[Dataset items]
★ ★ ★ ★

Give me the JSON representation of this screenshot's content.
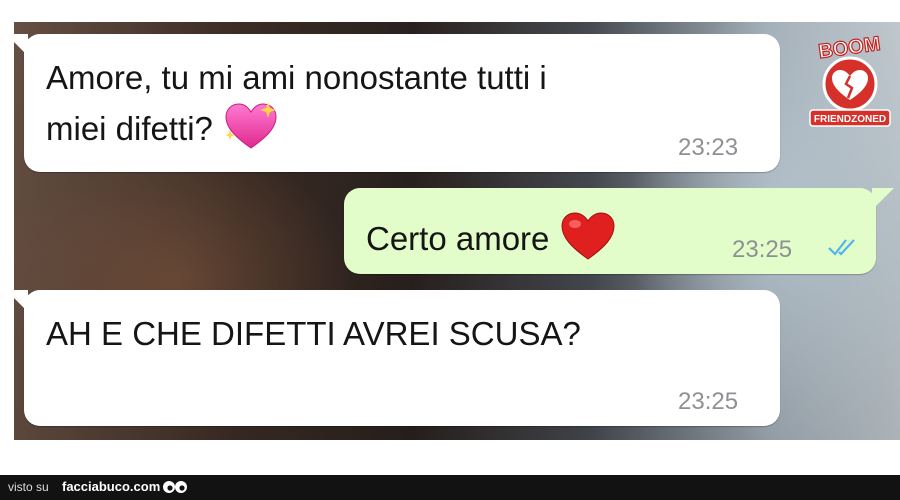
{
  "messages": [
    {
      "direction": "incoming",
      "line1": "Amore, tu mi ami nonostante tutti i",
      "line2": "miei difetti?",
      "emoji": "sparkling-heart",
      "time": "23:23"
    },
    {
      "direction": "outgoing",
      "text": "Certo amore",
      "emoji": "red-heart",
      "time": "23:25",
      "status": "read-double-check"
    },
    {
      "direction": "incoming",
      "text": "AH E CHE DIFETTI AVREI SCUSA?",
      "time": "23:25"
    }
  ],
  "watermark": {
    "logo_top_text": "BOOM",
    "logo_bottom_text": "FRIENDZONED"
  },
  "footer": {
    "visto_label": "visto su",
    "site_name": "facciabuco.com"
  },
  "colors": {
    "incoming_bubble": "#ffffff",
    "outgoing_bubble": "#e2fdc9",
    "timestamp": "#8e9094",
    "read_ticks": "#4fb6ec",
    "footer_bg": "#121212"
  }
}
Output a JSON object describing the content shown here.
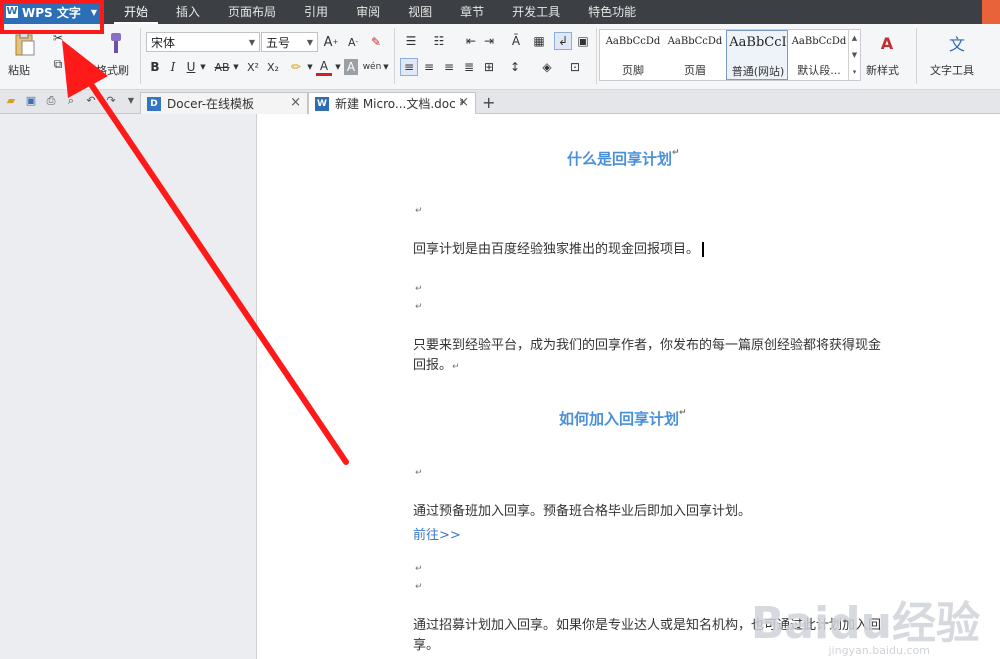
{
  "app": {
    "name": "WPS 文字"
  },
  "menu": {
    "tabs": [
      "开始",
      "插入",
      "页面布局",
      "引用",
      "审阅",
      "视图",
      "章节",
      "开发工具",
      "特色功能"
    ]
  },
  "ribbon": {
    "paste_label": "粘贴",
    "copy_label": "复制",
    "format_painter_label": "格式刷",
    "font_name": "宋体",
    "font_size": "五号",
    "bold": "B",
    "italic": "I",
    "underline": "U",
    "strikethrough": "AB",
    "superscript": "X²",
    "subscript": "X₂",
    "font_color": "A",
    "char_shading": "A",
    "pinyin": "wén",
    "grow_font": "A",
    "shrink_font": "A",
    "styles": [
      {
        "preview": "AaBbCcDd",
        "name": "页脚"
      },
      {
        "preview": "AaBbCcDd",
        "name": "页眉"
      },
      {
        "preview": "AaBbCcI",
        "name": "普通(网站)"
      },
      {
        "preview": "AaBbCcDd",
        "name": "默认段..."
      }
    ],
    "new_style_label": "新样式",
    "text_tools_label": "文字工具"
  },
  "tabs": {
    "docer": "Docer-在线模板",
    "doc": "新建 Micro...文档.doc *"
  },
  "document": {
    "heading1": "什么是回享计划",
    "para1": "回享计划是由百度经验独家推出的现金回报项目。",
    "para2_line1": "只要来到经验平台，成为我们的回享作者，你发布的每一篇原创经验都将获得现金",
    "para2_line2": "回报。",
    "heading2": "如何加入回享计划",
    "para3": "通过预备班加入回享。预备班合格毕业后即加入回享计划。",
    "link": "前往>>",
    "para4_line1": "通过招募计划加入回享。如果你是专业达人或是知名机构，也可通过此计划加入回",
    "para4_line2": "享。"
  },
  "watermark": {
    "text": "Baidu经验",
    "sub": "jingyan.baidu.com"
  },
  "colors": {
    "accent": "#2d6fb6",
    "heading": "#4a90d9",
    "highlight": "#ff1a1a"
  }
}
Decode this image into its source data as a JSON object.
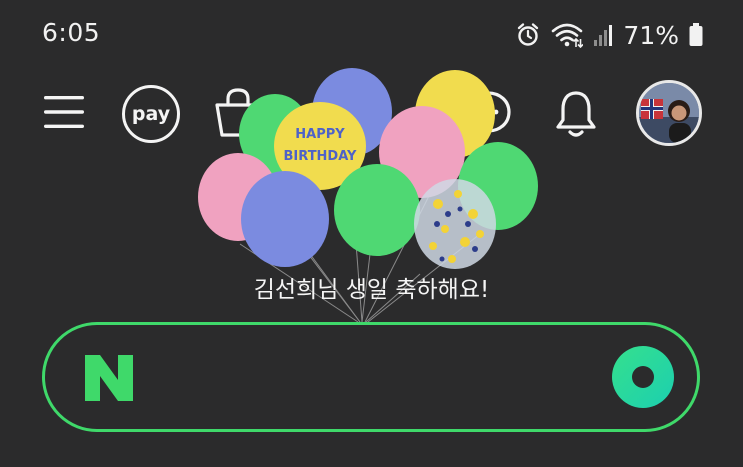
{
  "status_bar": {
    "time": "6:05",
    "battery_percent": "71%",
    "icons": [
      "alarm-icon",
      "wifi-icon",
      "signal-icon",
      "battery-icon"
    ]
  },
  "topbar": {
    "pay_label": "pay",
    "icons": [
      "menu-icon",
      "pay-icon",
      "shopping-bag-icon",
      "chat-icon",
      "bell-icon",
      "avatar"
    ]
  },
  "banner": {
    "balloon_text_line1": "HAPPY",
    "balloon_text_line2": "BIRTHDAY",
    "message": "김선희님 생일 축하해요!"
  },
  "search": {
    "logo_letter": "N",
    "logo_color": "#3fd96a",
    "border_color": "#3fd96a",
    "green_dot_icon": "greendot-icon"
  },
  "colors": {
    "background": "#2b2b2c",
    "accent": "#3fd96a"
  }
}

★ ★ ★ ★

• _SHORT PROBLEM_
Search the preceding listing for "JSON" and extract every line where it is found.

• _RESULT FOR THIS EXERCISE_
Give me the JSON representation of this screenshot's content.
Output a JSON object describing the content shown here.
Decode this image into its source data as a JSON object.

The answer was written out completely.